### [Article]

□ □ □ □

UMB Fund Services, Inc. serves as administrator (the “Administrator”) to the Fund and provides certain accounting, administrative, record keeping and investor related services. The Fund pays a monthly fee to the Administrator based upon average Members’ Equity, subject to certain minimums. UMB Bank, N.A. (the “Custodian”), an affiliate of the Administrator, serves as the primary custodian of the assets of the Fund, and may maintain custody of such assets with U.S. and non-U.S. sub-custodians, securities depositories and clearing agencies.

 

6. INVESTMENT TRANSACTIONS

For the year ended March 31, 2018, the purchase and sale of investments, excluding short-term investments and U.S. Government securities were $13,929,521 and $3,047,774, respectively.

 

7. CAPITAL SHARE TRANSACTIONS

Shares are generally offered for purchase as of the first day of each calendar month at the Fund’s then-current Members’ Equity per Share (determined as of the close of the preceding month), except that Shares may be offered more or less frequently as determined by the Board in its sole discretion. Transactions in Shares were as follows:

 

Shares outstanding, October 1, 2016*     
Shares issued   6,986.022 
Shares reinvested   - 
Shares redeemed   - 
Shares outstanding, March 31, 2017   6,986.022 
Shares issued   11,013.537 
Shares reinvested   15.779 
Shares redeemed   - 

 

  13

 

 

INFINITY LONG/SHORT EQUITY FUND, LLC
(a Delaware Limited Liability Company)
Notes to Financial Statements – March 31, 2018 (continued)

 

7.  CAPITAL SHARE TRANSACTIONS(continued)    
Shares outstanding, March 31, 2018   18,015.338 

 *Commencement of operations.

 

8. REPURCHASE OF SHARES

At the discretion of the Board and provided that it is in the best interests of the Fund and Members to do so, the Fund intends to provide a limited degree of liquidity to the Members by conducting repurchase offers generally quarterly with a Valuation Date (as defined below) on or about March 31, June 30, September 30 and December 31 of each year. In each repurchase offer, the Fund may offer to repurchase its Shares at their net asset value as determined as of approximately March 31, June 30, September 30 and December 31, of each year, as applicable. Each repurchase offer ordinarily will be limited to the repurchase of approximately 25% of the Shares outstanding, but if the value of Shares tendered for repurchase exceeds the value the Fund intended to repurchase, the Fund may determine to repurchase less than the full number of Shares tendered. In such event, Members will have their Shares repurchased on a pro rata basis, and tendering Members will not have all of their tendered Shares repurchased by the Fund. Members tendering Shares for repurchase will be asked to give written notice of their intent to do so by the date specified in the notice describing the terms of the applicable repurchase offer, which date will be approximately 95 days prior to the date of repurchase by the Fund.

□ □ □ □

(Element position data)
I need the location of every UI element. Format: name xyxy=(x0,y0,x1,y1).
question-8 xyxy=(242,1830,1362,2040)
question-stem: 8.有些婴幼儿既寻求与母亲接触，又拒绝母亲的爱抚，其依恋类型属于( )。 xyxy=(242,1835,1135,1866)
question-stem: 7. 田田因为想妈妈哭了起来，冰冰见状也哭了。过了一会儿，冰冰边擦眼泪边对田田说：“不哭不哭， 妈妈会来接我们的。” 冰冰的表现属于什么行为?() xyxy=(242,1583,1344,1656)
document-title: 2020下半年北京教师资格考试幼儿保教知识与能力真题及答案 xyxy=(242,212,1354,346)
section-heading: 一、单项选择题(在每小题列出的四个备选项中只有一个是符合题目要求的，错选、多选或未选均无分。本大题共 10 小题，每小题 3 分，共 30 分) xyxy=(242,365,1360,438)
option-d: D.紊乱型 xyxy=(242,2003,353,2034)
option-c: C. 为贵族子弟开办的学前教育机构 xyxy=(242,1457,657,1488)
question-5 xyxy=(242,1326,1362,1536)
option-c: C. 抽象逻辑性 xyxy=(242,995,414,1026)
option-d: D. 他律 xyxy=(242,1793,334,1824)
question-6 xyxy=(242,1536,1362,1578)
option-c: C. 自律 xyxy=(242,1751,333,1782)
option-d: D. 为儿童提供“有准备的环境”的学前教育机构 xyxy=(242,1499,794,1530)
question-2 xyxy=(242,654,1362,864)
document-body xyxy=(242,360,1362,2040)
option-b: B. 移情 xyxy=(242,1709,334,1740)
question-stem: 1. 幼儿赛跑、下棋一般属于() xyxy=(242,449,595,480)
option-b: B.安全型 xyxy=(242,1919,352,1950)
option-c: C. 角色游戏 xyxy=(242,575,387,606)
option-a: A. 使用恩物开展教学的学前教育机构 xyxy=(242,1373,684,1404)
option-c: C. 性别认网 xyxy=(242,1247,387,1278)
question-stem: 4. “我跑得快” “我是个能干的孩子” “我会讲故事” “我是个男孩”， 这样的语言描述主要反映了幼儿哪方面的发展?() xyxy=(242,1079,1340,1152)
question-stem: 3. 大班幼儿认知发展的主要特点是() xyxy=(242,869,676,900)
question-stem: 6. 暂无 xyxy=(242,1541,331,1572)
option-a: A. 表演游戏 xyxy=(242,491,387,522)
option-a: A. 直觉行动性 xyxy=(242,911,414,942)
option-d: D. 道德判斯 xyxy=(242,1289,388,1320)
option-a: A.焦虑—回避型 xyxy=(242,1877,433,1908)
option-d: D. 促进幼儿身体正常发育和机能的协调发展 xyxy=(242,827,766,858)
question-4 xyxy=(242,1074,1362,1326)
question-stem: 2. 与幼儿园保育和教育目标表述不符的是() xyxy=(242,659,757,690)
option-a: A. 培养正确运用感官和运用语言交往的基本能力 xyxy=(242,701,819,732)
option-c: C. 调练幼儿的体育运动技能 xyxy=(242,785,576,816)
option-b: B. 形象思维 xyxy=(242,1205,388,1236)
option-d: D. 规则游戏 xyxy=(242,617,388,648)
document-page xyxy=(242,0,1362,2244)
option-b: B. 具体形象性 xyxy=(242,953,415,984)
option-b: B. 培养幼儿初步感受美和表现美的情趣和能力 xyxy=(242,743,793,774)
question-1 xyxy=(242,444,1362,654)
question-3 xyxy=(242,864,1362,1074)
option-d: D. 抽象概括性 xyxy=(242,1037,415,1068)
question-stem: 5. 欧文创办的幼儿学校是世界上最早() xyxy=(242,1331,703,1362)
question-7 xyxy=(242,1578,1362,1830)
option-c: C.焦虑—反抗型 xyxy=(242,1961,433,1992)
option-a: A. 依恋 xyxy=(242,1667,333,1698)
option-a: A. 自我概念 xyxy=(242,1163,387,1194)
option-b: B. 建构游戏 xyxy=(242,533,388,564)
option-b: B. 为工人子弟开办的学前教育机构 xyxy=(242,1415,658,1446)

□ □ □ □

### [Written instruction 1]
In the fund's financial notes, which entity serves as the primary custodian of the Fund's assets?
### [Written instruction 2]
Write the next part of the fund's financial notes, starting after the passage about Members giving written notice of their intent to tender Shares.

### [Exercise response 1]
UMB Bank, N.A., an affiliate of the Administrator, serves as the primary custodian.

### [Exercise response 2]
9. CREDIT FACILITY

The Fund may enter into one or more credit agreements or other similar agreements negotiated on market terms (each, a “Borrowing Transaction”) with one or more banks or other financial institutions which may or may not be affiliated with the Adviser (each, a “Financial Institution”) as chosen by the Adviser and approved by the Board. The Fund may borrow under a credit facility for a number of reasons, including without limitation, to pay fees and expenses, to make annual income distributions and to satisfy certain repurchase offers in a timely manner to ensure liquidity for the investors. To facilitate such Borrowing Transactions, the Fund may pledge its assets to the Financial Institution.

 

10. INDEMNIFICATION

In the normal course of business, the Fund enters into contracts that provide general indemnifications.  The Fund’s maximum exposure under these agreements is dependent on future claims that may be made against the Fund, and therefore cannot be established; however, the Fund expects the risk of loss from such claims to be remote.

 

11. RISK FACTORS

The Fund is subject to substantial risks — including market risks, strategy risks and Investment Fund manager risks.  Investment Funds generally will not be registered as investment companies under the Investment Company Act and, therefore, the Fund will not be entitled to the various protections afforded by the Investment Company Act with respect to its investments in Investment Funds.  While the Adviser will attempt to moderate any risks of securities activities of the Investment Fund managers, there can be no assurance that the Fund’s investment activities will be successful or that the Members will not suffer losses.  The Adviser will not have any control over the Investment Fund managers, thus there can be no assurances that an Investment Fund manager will manage its Investment Funds in a manner consistent with the Fund’s investment objective.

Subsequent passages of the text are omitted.